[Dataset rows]
# # #
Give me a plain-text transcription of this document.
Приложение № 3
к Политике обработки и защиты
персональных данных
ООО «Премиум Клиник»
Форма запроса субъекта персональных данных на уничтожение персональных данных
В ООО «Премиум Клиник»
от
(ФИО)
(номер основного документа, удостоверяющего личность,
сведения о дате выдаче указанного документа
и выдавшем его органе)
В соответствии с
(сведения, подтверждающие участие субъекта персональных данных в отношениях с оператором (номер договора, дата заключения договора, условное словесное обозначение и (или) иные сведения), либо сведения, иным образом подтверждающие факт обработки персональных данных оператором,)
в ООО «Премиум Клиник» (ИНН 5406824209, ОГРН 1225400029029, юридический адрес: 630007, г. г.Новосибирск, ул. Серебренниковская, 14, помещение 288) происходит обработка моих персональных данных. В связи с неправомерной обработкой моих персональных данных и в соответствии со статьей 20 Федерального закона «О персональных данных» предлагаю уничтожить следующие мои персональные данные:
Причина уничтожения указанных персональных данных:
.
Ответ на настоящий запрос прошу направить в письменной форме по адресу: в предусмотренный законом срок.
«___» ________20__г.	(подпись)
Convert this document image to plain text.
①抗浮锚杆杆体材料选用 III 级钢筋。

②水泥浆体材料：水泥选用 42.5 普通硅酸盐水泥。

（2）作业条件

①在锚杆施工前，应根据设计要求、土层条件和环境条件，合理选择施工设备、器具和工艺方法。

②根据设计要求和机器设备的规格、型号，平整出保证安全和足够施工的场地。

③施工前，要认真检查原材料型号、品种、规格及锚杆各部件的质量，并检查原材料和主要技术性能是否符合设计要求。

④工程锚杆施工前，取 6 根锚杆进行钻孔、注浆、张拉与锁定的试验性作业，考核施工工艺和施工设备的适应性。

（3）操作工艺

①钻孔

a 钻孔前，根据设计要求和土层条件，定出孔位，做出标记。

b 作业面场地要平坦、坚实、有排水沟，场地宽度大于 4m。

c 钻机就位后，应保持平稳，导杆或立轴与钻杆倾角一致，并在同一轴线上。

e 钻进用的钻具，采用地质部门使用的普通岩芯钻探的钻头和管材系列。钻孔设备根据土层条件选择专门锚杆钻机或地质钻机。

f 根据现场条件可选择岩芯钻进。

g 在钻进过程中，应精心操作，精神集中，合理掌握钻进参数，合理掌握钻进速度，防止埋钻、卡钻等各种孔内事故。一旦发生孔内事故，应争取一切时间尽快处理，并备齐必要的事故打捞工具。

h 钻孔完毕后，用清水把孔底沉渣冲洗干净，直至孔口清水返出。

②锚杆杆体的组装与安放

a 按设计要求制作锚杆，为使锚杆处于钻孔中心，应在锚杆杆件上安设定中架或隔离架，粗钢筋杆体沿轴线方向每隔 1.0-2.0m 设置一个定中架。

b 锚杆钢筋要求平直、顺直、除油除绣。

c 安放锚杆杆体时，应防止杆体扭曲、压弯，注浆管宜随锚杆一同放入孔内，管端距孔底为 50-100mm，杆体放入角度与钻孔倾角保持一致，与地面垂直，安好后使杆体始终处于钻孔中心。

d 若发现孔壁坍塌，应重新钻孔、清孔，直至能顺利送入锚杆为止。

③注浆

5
# # #
How many of the lines above hold the word "обработки"? Give only that number.

2